Can you rewrite every line of the items as a JSON list of strings, one string per line, leaving out blank lines?

--------------------------------

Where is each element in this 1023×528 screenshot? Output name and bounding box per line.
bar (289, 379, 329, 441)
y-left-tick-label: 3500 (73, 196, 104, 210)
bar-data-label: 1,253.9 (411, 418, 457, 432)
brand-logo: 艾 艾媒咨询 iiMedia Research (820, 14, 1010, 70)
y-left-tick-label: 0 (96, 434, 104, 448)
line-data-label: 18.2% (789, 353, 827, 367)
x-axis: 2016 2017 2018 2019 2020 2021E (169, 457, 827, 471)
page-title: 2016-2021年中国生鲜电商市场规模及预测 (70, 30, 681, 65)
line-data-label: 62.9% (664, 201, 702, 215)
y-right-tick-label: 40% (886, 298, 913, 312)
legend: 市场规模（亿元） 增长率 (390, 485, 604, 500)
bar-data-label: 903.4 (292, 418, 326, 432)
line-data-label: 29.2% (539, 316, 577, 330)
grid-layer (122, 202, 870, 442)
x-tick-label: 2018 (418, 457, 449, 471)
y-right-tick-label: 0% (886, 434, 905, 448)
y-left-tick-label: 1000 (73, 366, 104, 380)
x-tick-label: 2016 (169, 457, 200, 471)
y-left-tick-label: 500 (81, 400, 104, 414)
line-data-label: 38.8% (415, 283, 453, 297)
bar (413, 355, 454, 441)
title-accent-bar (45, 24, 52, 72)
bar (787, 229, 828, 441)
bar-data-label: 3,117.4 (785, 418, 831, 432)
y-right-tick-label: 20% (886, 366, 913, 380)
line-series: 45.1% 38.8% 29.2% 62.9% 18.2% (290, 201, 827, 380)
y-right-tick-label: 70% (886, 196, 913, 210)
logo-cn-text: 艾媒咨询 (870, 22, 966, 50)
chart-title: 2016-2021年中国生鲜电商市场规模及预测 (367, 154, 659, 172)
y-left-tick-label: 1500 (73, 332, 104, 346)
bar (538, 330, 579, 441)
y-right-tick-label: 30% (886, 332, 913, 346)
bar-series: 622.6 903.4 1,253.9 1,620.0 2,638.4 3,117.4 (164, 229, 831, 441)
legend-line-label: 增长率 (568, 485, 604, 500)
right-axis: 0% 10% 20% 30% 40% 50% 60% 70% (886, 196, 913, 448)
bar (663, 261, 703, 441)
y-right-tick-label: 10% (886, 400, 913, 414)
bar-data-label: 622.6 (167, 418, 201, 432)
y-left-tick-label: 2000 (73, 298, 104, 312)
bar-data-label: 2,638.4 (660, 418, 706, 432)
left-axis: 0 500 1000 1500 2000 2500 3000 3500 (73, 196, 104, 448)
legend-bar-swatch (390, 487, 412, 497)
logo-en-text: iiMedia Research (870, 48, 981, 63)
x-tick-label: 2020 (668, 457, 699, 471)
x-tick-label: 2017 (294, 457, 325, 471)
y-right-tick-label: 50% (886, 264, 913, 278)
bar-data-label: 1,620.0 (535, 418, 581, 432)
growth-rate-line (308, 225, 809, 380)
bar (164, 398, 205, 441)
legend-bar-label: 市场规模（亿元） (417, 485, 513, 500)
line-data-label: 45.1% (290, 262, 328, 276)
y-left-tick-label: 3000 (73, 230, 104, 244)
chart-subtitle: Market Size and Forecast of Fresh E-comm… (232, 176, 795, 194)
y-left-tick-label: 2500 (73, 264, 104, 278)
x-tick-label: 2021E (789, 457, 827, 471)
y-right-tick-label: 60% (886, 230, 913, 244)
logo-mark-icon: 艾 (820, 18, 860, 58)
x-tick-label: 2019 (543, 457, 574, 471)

--------------------------------

- _Answer for the task_
[
  "Where is each element in this 1023×528 screenshot? Output name and bounding box per line.",
  "bar (289, 379, 329, 441)",
  "y-left-tick-label: 3500 (73, 196, 104, 210)",
  "bar-data-label: 1,253.9 (411, 418, 457, 432)",
  "brand-logo: 艾 艾媒咨询 iiMedia Research (820, 14, 1010, 70)",
  "y-left-tick-label: 0 (96, 434, 104, 448)",
  "line-data-label: 18.2% (789, 353, 827, 367)",
  "x-axis: 2016 2017 2018 2019 2020 2021E (169, 457, 827, 471)",
  "page-title: 2016-2021年中国生鲜电商市场规模及预测 (70, 30, 681, 65)",
  "line-data-label: 62.9% (664, 201, 702, 215)",
  "y-right-tick-label: 40% (886, 298, 913, 312)",
  "legend: 市场规模（亿元） 增长率 (390, 485, 604, 500)",
  "bar-data-label: 903.4 (292, 418, 326, 432)",
  "line-data-label: 29.2% (539, 316, 577, 330)",
  "grid-layer (122, 202, 870, 442)",
  "x-tick-label: 2018 (418, 457, 449, 471)",
  "y-right-tick-label: 0% (886, 434, 905, 448)",
  "y-left-tick-label: 1000 (73, 366, 104, 380)",
  "x-tick-label: 2016 (169, 457, 200, 471)",
  "y-left-tick-label: 500 (81, 400, 104, 414)",
  "line-data-label: 38.8% (415, 283, 453, 297)",
  "bar (413, 355, 454, 441)",
  "title-accent-bar (45, 24, 52, 72)",
  "bar (787, 229, 828, 441)",
  "bar-data-label: 3,117.4 (785, 418, 831, 432)",
  "y-right-tick-label: 20% (886, 366, 913, 380)",
  "line-series: 45.1% 38.8% 29.2% 62.9% 18.2% (290, 201, 827, 380)",
  "y-right-tick-label: 70% (886, 196, 913, 210)",
  "logo-cn-text: 艾媒咨询 (870, 22, 966, 50)",
  "chart-title: 2016-2021年中国生鲜电商市场规模及预测 (367, 154, 659, 172)",
  "y-left-tick-label: 1500 (73, 332, 104, 346)",
  "bar (538, 330, 579, 441)",
  "y-right-tick-label: 30% (886, 332, 913, 346)",
  "bar-series: 622.6 903.4 1,253.9 1,620.0 2,638.4 3,117.4 (164, 229, 831, 441)",
  "legend-line-label: 增长率 (568, 485, 604, 500)",
  "right-axis: 0% 10% 20% 30% 40% 50% 60% 70% (886, 196, 913, 448)",
  "bar (663, 261, 703, 441)",
  "y-right-tick-label: 10% (886, 400, 913, 414)",
  "bar-data-label: 622.6 (167, 418, 201, 432)",
  "y-left-tick-label: 2000 (73, 298, 104, 312)",
  "bar-data-label: 2,638.4 (660, 418, 706, 432)",
  "left-axis: 0 500 1000 1500 2000 2500 3000 3500 (73, 196, 104, 448)",
  "legend-bar-swatch (390, 487, 412, 497)",
  "logo-en-text: iiMedia Research (870, 48, 981, 63)",
  "x-tick-label: 2020 (668, 457, 699, 471)",
  "x-tick-label: 2017 (294, 457, 325, 471)",
  "y-right-tick-label: 50% (886, 264, 913, 278)",
  "bar-data-label: 1,620.0 (535, 418, 581, 432)",
  "growth-rate-line (308, 225, 809, 380)",
  "bar (164, 398, 205, 441)",
  "legend-bar-label: 市场规模（亿元） (417, 485, 513, 500)",
  "line-data-label: 45.1% (290, 262, 328, 276)",
  "y-left-tick-label: 3000 (73, 230, 104, 244)",
  "chart-subtitle: Market Size and Forecast of Fresh E-comm… (232, 176, 795, 194)",
  "y-left-tick-label: 2500 (73, 264, 104, 278)",
  "x-tick-label: 2021E (789, 457, 827, 471)",
  "y-right-tick-label: 60% (886, 230, 913, 244)",
  "logo-mark-icon: 艾 (820, 18, 860, 58)",
  "x-tick-label: 2019 (543, 457, 574, 471)"
]